Quote the whole listing exactly. Leave the pictures out of your copy.
--- start ---
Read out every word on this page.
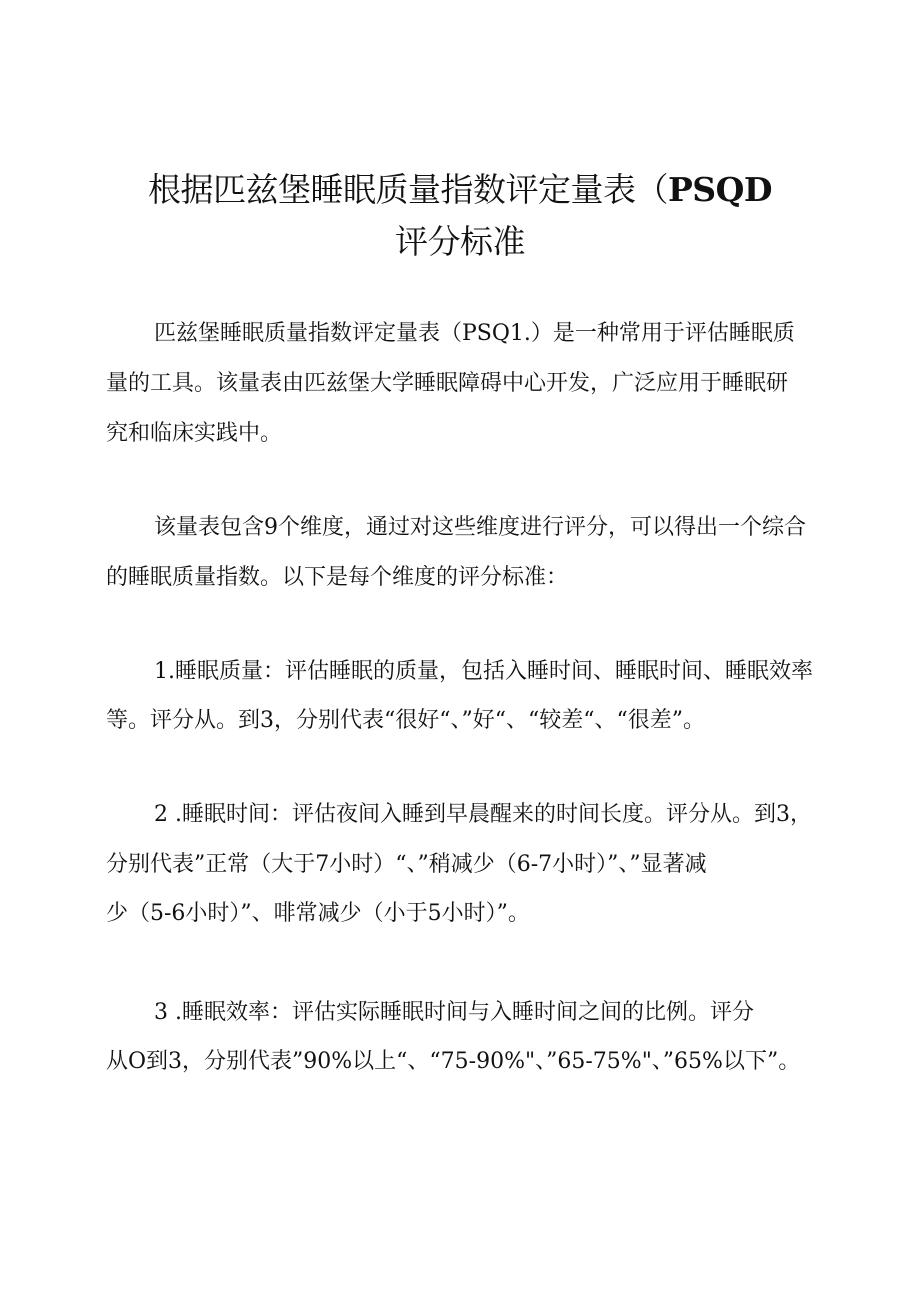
根据匹兹堡睡眠质量指数评定量表（PSQD
评分标准

匹兹堡睡眠质量指数评定量表（PSQ1.）是一种常用于评估睡眠质

量的工具。该量表由匹兹堡大学睡眠障碍中心开发，广泛应用于睡眠研

究和临床实践中。

该量表包含9个维度，通过对这些维度进行评分，可以得出一个综合

的睡眠质量指数。以下是每个维度的评分标准：

1.睡眠质量：评估睡眠的质量，包括入睡时间、睡眠时间、睡眠效率

等。评分从。到3，分别代表“很好“、”好“、“较差“、“很差”。

2 .睡眠时间：评估夜间入睡到早晨醒来的时间长度。评分从。到3，

分别代表”正常（大于7小时）“、”稍减少（6-7小时）”、”显著减

少（5-6小时）”、啡常减少（小于5小时）”。

3 .睡眠效率：评估实际睡眠时间与入睡时间之间的比例。评分

从O到3，分别代表”90%以上“、“75-90%"、”65-75%"、”65%以下”。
--- end ---
» **Written response**
Read out every word on this page.
根据匹兹堡睡眠质量指数评定量表（PSQD
评分标准

匹兹堡睡眠质量指数评定量表（PSQ1.）是一种常用于评估睡眠质

量的工具。该量表由匹兹堡大学睡眠障碍中心开发，广泛应用于睡眠研

究和临床实践中。

该量表包含9个维度，通过对这些维度进行评分，可以得出一个综合

的睡眠质量指数。以下是每个维度的评分标准：

1.睡眠质量：评估睡眠的质量，包括入睡时间、睡眠时间、睡眠效率

等。评分从。到3，分别代表“很好“、”好“、“较差“、“很差”。

2 .睡眠时间：评估夜间入睡到早晨醒来的时间长度。评分从。到3，

分别代表”正常（大于7小时）“、”稍减少（6-7小时）”、”显著减

少（5-6小时）”、啡常减少（小于5小时）”。

3 .睡眠效率：评估实际睡眠时间与入睡时间之间的比例。评分

从O到3，分别代表”90%以上“、“75-90%"、”65-75%"、”65%以下”。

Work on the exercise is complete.